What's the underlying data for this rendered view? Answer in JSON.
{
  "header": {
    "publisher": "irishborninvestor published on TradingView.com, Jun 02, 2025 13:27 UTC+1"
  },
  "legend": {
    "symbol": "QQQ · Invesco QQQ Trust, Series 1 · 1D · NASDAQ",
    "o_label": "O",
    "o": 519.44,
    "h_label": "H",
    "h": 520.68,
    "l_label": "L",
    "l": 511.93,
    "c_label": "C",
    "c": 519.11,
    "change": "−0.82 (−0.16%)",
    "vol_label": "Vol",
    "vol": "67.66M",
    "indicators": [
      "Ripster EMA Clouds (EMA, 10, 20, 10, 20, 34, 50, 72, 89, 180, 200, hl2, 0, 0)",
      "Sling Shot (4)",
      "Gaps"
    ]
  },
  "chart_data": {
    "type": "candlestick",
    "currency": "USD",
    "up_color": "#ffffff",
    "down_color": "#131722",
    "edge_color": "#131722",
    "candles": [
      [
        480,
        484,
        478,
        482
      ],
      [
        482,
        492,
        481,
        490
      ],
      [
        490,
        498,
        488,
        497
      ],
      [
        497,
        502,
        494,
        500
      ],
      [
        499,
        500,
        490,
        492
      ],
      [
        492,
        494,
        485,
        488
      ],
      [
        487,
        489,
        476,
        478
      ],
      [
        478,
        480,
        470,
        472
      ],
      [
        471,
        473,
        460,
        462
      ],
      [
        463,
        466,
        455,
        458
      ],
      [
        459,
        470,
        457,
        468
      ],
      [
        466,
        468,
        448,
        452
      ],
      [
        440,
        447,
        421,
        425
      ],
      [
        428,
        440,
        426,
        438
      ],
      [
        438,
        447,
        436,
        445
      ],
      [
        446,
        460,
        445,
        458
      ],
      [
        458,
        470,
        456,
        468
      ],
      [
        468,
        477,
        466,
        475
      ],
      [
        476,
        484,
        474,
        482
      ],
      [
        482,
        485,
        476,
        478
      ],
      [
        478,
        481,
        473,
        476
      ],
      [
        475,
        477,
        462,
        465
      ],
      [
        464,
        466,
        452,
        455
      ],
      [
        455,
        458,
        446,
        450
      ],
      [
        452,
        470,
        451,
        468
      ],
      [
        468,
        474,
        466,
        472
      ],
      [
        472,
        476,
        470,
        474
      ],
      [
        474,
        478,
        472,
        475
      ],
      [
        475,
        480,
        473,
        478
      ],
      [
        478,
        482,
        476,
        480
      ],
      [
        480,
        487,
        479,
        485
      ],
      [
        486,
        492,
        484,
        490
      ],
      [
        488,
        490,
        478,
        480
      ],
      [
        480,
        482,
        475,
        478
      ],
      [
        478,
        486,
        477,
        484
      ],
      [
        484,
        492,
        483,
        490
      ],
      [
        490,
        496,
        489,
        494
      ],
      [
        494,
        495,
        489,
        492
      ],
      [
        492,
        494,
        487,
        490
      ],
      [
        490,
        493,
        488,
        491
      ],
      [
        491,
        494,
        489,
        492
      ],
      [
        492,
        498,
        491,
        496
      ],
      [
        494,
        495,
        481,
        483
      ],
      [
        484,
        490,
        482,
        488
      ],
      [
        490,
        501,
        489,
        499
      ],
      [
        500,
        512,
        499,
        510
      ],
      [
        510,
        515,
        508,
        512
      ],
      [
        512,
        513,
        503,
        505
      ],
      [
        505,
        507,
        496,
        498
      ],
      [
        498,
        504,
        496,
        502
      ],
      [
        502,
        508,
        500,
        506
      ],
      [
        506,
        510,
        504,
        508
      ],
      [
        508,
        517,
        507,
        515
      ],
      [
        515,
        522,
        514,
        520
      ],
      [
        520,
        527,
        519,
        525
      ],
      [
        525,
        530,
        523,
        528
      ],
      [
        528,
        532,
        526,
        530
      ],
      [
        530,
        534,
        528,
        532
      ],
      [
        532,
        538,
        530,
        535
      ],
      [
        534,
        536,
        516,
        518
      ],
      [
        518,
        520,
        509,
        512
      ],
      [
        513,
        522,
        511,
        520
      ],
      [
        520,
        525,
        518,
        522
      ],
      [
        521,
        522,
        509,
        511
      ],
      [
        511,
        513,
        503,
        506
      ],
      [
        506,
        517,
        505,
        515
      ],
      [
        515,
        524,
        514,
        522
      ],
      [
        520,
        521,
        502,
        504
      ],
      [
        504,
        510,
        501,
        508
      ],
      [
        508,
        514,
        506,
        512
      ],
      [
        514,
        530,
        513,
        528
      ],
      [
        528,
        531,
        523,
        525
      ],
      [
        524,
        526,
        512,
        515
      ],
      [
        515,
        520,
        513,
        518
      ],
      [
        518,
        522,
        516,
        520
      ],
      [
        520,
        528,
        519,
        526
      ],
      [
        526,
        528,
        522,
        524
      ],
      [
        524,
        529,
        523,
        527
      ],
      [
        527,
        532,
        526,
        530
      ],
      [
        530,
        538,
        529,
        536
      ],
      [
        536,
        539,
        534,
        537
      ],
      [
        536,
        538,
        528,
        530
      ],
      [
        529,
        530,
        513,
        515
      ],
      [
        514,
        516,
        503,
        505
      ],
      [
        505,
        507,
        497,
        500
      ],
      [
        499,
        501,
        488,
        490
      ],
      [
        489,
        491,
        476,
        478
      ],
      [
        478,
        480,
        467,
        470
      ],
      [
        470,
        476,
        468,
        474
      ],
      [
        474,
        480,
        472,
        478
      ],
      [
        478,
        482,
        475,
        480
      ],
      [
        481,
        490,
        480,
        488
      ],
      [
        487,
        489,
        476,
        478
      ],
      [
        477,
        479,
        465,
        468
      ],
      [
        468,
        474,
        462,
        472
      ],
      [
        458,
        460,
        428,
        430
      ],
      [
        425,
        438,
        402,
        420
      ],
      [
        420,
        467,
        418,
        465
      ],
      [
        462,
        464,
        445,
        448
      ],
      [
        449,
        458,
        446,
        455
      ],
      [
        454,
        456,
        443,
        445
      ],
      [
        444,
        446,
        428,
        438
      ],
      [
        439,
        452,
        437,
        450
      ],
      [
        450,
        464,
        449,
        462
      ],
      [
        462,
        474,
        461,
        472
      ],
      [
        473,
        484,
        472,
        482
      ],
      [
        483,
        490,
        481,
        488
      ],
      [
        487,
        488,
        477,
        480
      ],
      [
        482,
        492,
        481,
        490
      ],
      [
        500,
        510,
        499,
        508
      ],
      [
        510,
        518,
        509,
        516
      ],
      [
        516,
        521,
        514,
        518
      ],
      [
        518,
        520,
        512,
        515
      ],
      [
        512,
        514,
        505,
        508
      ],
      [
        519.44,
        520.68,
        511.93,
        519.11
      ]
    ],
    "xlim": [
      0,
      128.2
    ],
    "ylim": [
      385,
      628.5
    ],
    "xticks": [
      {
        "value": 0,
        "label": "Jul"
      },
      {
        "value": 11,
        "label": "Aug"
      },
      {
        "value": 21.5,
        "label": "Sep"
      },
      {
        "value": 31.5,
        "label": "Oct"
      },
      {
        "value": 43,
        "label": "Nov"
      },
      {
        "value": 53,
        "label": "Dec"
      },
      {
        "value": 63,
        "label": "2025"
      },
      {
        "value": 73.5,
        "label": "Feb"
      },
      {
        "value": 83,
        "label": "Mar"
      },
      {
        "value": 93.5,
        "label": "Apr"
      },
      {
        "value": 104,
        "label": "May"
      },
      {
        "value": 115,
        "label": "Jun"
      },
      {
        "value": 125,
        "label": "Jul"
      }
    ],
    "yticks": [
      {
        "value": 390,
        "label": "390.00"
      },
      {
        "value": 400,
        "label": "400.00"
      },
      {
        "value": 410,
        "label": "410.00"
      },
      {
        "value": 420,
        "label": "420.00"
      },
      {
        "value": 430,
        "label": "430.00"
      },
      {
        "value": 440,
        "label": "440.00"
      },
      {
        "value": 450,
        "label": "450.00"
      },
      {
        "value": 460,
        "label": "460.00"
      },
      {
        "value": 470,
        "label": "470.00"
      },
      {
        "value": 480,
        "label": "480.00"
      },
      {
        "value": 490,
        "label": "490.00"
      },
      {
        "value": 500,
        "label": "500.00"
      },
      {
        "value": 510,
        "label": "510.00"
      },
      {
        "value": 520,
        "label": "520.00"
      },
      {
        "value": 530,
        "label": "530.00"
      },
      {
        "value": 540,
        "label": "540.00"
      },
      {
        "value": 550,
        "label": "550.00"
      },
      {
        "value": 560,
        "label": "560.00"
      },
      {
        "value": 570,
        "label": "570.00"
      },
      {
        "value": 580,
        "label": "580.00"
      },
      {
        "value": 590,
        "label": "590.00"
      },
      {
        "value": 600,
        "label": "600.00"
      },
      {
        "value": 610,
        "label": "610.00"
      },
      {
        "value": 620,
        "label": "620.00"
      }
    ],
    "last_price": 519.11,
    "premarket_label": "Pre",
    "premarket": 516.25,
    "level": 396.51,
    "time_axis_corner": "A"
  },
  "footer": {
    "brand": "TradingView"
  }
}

--*--

▶ [Set task]: Check the data for the word "TradingView" and pull out the lines that have it.

▶ [Solved problem]:
    "publisher": "irishborninvestor published on TradingView.com, Jun 02, 2025 13:27 UTC+1"
    "brand": "TradingView"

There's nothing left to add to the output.